REQUIRED WORK:
Draw out every line with the word "согласно" from the listing below.

Dataset entries
###

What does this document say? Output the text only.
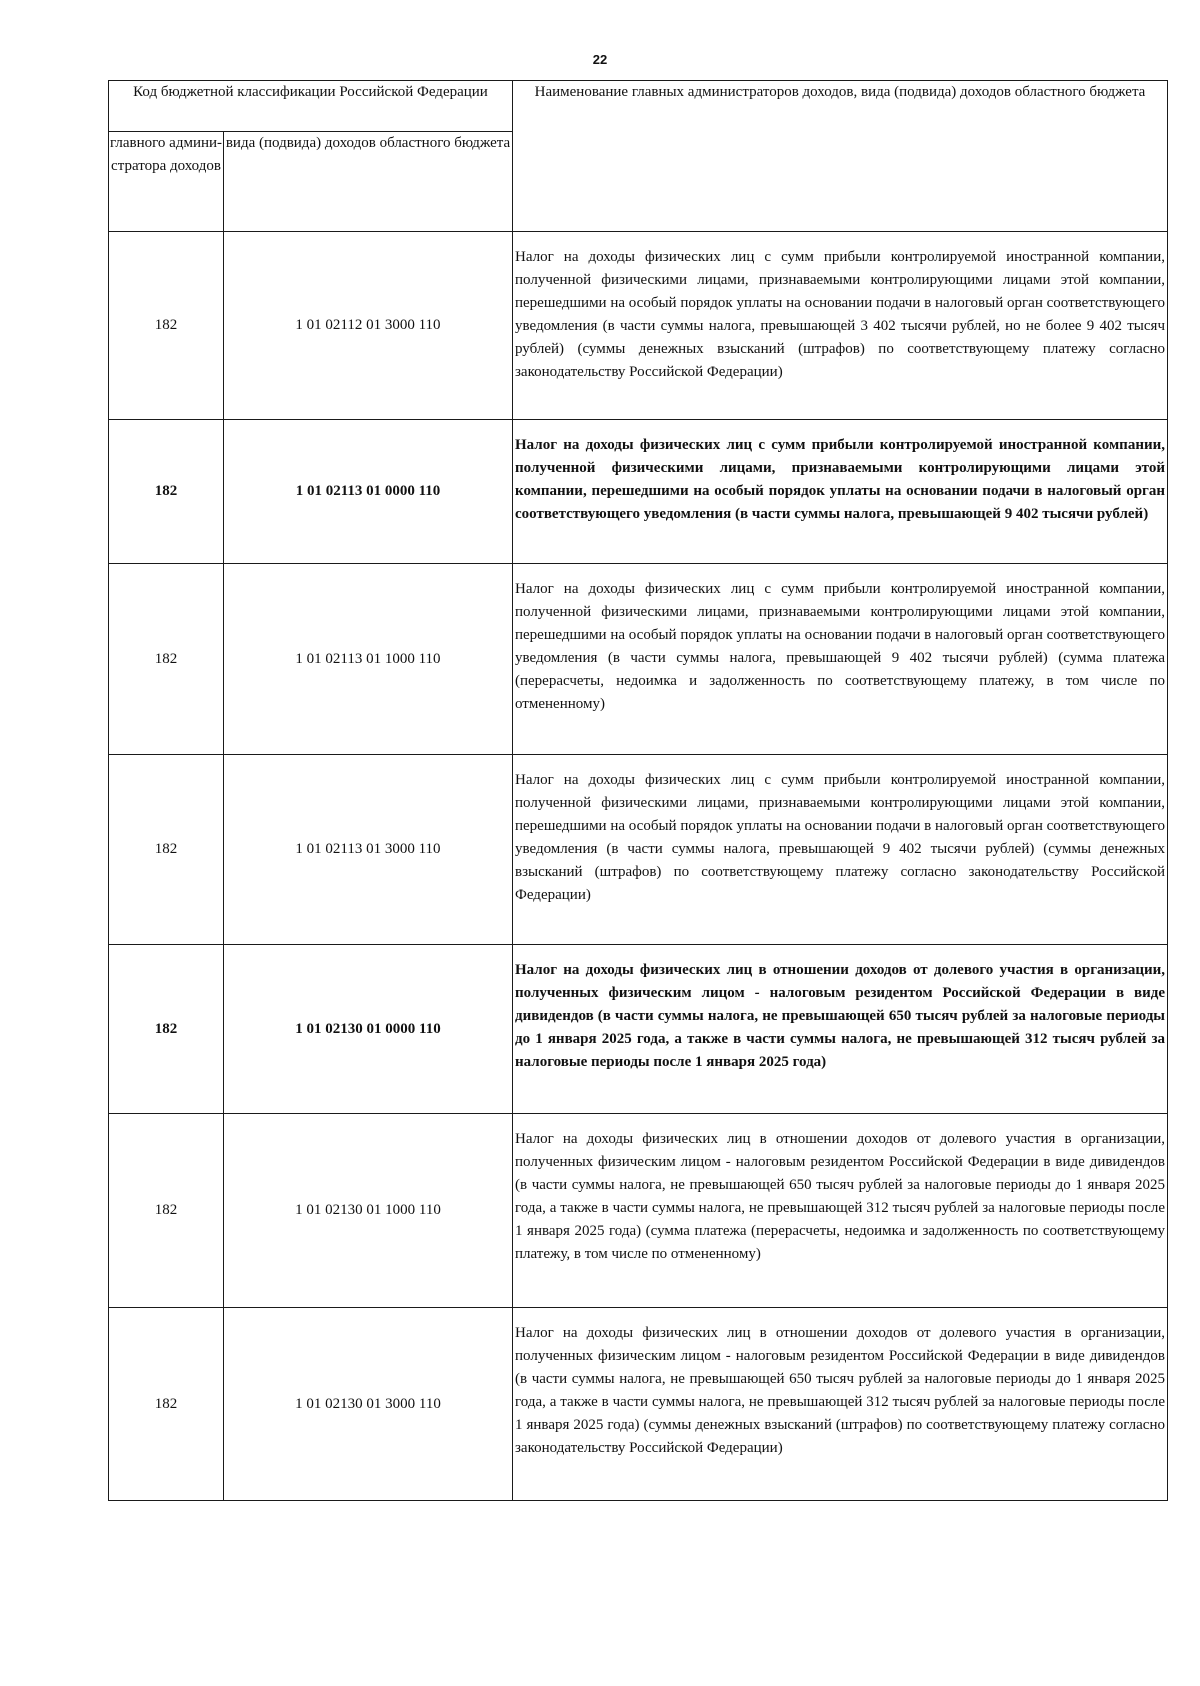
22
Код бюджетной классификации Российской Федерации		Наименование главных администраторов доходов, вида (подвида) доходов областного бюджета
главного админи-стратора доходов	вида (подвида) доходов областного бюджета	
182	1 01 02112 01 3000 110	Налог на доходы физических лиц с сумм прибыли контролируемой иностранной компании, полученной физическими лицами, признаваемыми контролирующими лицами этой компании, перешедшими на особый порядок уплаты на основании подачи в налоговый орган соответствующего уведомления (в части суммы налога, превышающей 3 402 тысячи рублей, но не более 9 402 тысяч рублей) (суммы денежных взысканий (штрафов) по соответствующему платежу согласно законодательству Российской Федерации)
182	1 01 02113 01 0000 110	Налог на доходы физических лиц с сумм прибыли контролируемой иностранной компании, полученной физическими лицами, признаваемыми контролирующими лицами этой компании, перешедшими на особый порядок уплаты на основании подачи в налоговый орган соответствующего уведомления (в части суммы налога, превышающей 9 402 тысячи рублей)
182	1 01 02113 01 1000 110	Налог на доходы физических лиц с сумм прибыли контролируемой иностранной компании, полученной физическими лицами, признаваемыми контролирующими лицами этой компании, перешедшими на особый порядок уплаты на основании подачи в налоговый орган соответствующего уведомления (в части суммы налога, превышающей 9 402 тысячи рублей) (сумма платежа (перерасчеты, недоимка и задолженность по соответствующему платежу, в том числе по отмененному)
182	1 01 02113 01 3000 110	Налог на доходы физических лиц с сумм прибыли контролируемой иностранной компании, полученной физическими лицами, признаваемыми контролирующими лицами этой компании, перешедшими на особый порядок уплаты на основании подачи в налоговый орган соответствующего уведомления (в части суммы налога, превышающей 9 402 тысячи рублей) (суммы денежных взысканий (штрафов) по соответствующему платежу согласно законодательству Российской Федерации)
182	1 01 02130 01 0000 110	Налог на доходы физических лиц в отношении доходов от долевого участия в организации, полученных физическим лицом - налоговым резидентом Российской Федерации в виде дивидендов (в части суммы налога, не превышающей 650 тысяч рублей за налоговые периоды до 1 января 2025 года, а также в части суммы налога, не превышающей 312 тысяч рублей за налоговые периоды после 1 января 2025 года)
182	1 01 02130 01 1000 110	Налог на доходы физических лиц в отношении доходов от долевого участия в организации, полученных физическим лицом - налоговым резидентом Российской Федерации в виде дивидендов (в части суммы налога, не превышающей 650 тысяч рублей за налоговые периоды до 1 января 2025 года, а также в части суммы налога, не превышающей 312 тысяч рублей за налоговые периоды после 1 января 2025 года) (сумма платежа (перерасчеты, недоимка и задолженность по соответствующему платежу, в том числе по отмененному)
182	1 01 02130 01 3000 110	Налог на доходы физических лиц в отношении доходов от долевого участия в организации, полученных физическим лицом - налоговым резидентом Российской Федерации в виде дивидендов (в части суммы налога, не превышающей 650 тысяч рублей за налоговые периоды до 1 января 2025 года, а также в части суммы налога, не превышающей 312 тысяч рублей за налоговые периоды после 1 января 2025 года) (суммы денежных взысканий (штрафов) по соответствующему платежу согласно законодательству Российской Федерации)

###

RIGHT ANSWER:
182	1 01 02112 01 3000 110	Налог на доходы физических лиц с сумм прибыли контролируемой иностранной компании, полученной физическими лицами, признаваемыми контролирующими лицами этой компании, перешедшими на особый порядок уплаты на основании подачи в налоговый орган соответствующего уведомления (в части суммы налога, превышающей 3 402 тысячи рублей, но не более 9 402 тысяч рублей) (суммы денежных взысканий (штрафов) по соответствующему платежу согласно законодательству Российской Федерации)
182	1 01 02113 01 3000 110	Налог на доходы физических лиц с сумм прибыли контролируемой иностранной компании, полученной физическими лицами, признаваемыми контролирующими лицами этой компании, перешедшими на особый порядок уплаты на основании подачи в налоговый орган соответствующего уведомления (в части суммы налога, превышающей 9 402 тысячи рублей) (суммы денежных взысканий (штрафов) по соответствующему платежу согласно законодательству Российской Федерации)
182	1 01 02130 01 3000 110	Налог на доходы физических лиц в отношении доходов от долевого участия в организации, полученных физическим лицом - налоговым резидентом Российской Федерации в виде дивидендов (в части суммы налога, не превышающей 650 тысяч рублей за налоговые периоды до 1 января 2025 года, а также в части суммы налога, не превышающей 312 тысяч рублей за налоговые периоды после 1 января 2025 года) (суммы денежных взысканий (штрафов) по соответствующему платежу согласно законодательству Российской Федерации)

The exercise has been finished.